• Required task
Look below. Copy each line that has "julio" in it.

Entries from a visual dataset:
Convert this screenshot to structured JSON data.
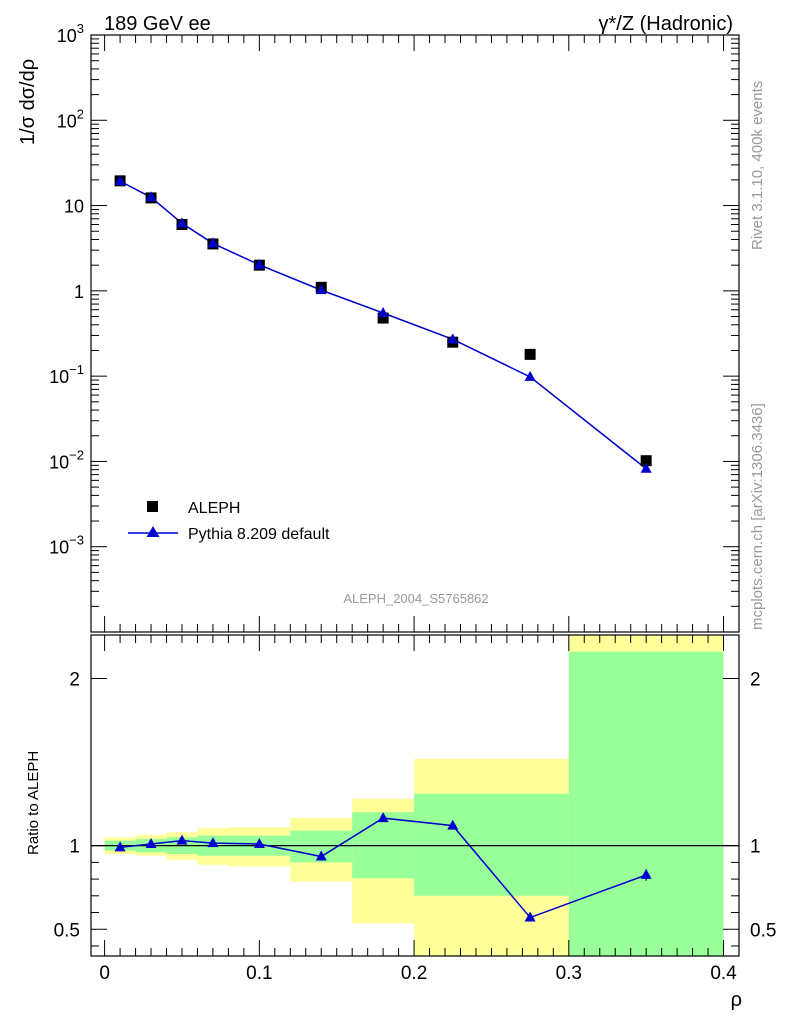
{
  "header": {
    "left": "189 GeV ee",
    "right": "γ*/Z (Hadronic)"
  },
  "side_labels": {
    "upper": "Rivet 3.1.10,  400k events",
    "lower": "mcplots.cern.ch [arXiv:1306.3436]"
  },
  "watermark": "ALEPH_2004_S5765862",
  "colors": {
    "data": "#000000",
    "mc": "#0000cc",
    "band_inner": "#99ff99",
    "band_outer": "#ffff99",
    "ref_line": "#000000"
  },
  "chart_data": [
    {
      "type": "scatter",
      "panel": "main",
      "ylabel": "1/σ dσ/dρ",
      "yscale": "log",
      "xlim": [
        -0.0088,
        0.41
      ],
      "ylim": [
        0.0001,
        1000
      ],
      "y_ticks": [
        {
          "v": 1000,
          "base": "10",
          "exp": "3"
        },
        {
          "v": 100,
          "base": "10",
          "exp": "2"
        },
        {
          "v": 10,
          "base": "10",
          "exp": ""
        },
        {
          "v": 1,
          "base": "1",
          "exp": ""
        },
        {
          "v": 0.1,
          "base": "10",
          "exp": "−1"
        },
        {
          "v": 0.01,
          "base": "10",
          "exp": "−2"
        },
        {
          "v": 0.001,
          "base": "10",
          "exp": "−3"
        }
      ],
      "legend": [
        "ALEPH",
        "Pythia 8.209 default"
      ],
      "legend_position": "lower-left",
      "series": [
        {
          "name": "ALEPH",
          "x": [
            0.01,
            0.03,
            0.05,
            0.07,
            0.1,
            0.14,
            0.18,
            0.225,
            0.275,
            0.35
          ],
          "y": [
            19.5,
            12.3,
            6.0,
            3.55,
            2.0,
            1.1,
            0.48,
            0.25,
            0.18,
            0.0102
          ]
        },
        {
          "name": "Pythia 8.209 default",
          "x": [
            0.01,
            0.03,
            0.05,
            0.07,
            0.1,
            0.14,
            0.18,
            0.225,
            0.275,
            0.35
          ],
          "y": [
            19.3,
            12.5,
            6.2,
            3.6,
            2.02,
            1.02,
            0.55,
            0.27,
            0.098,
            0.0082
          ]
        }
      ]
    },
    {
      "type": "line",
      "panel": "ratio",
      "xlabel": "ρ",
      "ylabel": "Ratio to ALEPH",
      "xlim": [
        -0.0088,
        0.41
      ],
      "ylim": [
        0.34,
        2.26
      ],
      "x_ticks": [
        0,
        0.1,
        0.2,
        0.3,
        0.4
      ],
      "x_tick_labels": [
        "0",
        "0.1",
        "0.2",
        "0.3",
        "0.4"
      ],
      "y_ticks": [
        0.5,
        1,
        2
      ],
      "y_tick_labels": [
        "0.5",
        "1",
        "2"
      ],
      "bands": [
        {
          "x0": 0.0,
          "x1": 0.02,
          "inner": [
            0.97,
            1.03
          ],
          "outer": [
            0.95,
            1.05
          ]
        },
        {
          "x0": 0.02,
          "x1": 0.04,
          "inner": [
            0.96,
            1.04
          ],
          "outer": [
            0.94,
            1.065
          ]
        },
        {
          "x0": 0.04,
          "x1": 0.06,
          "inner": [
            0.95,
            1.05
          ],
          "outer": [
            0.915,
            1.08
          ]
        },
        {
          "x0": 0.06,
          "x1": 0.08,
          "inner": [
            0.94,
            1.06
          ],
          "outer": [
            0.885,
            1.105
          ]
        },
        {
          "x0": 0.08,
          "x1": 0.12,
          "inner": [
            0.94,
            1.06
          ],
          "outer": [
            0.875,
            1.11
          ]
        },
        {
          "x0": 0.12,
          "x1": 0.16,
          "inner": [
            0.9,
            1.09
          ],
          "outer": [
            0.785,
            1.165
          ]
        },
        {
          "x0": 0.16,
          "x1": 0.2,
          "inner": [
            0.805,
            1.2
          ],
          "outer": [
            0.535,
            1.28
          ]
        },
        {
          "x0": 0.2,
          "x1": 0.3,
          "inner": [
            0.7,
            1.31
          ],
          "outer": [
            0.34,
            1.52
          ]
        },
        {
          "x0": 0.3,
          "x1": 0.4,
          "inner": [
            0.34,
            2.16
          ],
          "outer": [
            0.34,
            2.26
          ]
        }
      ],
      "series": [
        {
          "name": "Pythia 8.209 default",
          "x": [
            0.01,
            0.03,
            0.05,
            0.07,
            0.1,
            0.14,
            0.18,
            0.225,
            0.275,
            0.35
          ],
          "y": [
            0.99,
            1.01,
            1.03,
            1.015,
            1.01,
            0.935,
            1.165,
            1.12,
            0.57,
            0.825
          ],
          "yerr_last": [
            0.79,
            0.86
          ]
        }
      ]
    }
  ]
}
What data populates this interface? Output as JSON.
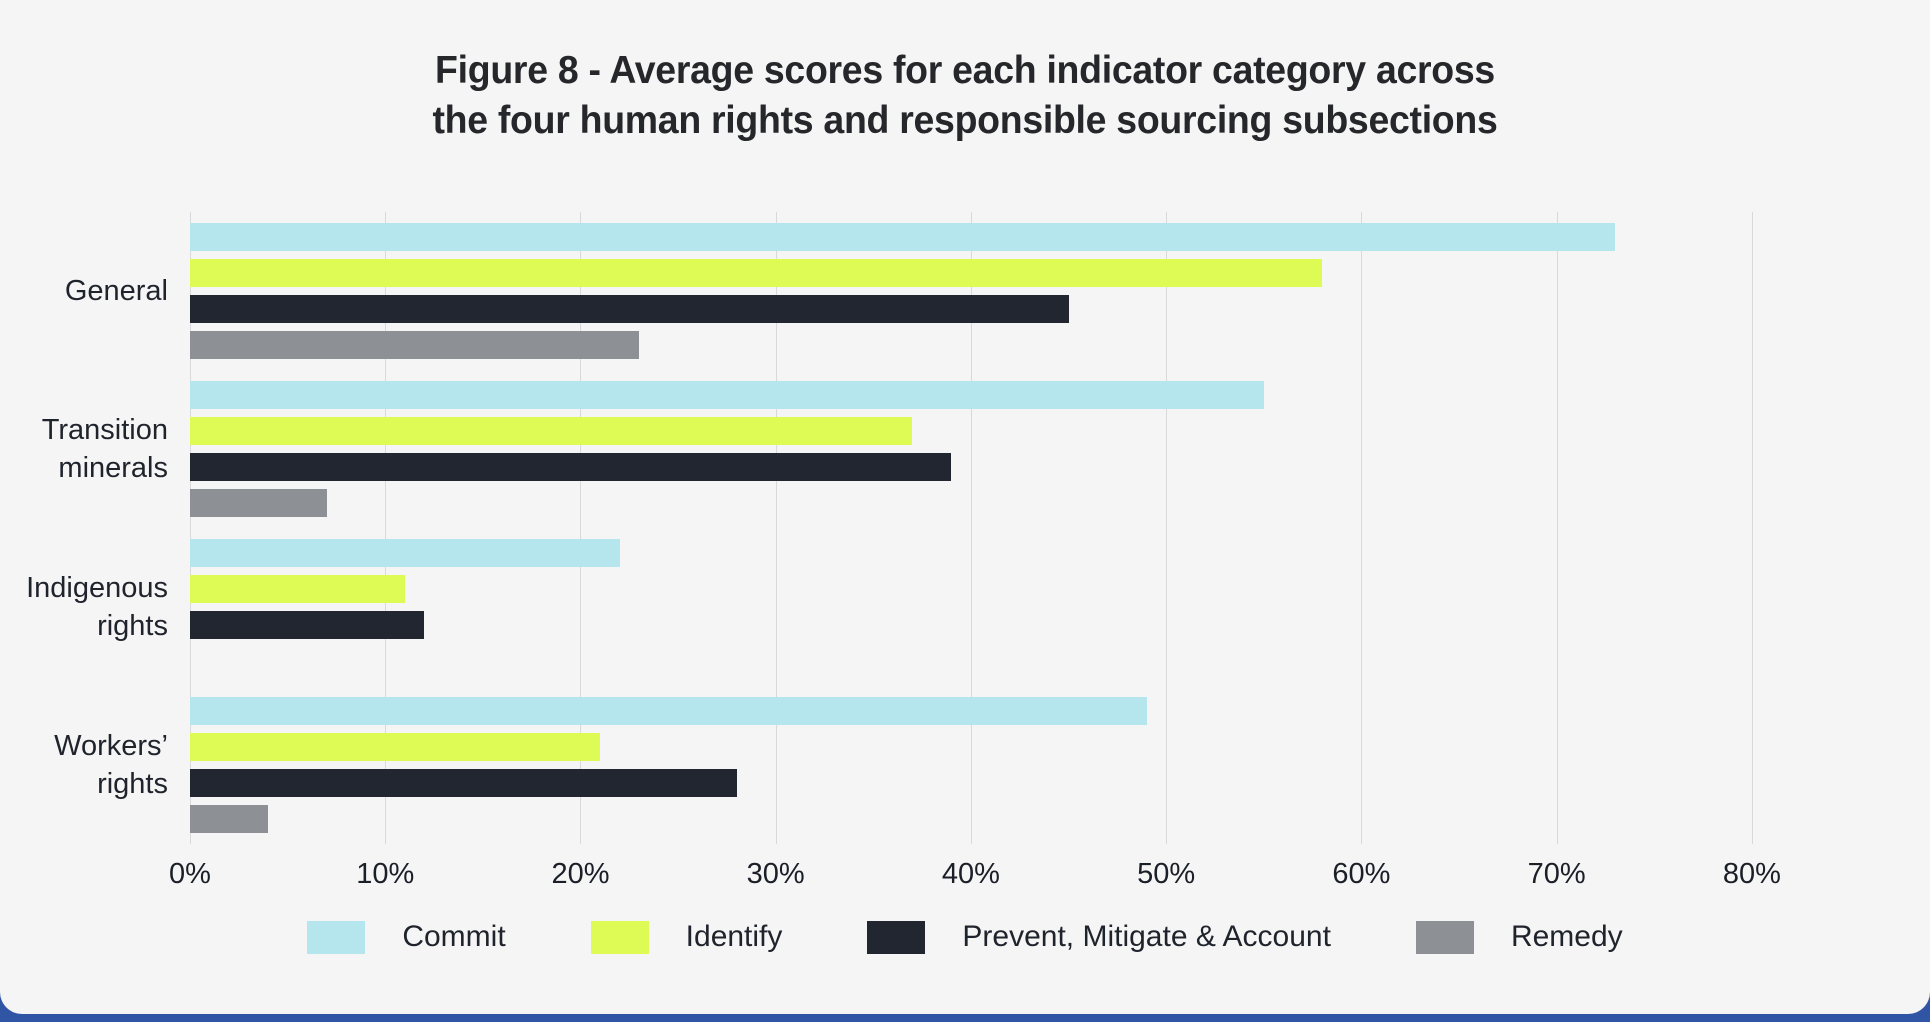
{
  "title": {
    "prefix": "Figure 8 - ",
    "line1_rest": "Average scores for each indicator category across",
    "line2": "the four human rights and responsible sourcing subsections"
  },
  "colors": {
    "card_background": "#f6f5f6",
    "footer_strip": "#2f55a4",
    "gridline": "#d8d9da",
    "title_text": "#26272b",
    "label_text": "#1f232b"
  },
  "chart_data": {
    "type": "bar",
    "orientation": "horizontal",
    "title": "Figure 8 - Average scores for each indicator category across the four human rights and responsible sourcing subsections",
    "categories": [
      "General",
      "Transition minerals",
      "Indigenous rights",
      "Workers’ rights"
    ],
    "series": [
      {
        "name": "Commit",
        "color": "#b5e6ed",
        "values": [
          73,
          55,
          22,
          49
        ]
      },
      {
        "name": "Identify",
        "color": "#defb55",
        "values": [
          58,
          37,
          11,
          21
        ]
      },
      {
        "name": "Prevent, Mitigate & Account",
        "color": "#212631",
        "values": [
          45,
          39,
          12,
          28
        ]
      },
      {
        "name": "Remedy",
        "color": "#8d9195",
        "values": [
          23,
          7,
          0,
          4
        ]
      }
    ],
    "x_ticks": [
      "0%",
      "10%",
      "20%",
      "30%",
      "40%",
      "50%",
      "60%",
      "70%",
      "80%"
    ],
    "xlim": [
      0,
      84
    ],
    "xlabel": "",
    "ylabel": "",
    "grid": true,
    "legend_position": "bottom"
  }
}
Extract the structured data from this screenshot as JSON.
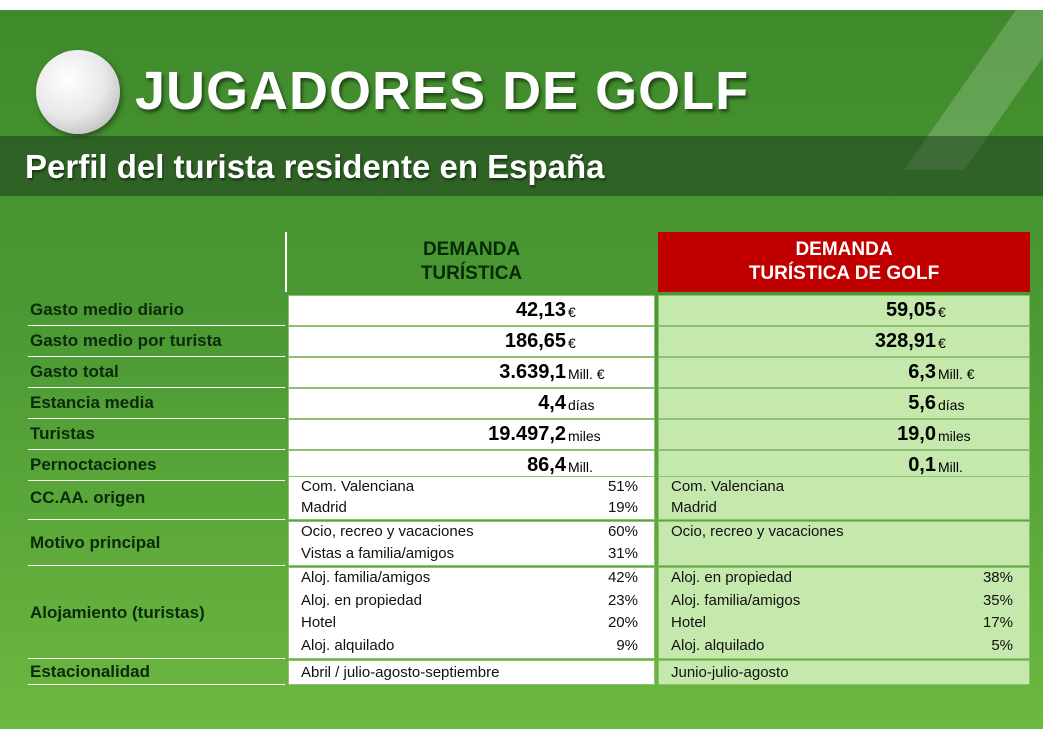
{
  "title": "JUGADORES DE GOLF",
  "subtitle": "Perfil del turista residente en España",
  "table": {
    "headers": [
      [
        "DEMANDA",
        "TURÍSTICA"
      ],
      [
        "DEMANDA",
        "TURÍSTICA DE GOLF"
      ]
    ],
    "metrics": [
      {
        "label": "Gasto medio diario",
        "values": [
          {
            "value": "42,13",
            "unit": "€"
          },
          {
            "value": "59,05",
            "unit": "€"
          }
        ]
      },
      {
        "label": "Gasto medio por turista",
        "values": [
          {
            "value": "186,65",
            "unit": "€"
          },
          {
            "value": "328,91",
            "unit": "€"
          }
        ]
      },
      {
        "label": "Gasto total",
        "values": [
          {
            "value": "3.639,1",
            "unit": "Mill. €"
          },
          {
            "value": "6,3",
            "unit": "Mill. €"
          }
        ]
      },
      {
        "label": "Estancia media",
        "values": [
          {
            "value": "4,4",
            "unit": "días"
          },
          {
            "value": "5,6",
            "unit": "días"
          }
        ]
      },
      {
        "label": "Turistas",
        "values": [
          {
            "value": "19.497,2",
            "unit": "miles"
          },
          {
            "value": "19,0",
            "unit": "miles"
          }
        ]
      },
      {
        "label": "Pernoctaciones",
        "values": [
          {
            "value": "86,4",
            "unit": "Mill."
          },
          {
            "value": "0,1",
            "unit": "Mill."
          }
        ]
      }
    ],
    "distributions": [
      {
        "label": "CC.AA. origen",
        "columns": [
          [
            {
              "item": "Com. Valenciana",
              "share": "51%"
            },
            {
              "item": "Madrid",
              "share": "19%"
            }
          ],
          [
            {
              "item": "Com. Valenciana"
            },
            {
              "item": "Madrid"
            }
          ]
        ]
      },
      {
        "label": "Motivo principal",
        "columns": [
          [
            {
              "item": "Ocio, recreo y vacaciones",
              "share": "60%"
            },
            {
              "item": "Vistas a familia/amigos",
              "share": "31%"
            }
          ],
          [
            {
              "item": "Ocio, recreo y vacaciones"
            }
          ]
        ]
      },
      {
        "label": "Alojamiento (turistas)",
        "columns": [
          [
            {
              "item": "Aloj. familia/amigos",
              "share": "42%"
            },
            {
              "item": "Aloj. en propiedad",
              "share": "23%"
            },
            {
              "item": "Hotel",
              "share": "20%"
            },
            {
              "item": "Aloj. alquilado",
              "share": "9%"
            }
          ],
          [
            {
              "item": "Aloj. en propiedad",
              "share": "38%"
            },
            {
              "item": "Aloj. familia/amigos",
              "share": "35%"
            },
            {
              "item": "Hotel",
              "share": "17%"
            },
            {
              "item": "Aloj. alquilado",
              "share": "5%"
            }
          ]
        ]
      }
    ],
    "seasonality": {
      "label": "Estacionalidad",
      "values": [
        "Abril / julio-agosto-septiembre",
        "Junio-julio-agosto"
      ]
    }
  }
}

• Result of the exercise
        "Abril / julio-agosto-septiembre",
        "Junio-julio-agosto"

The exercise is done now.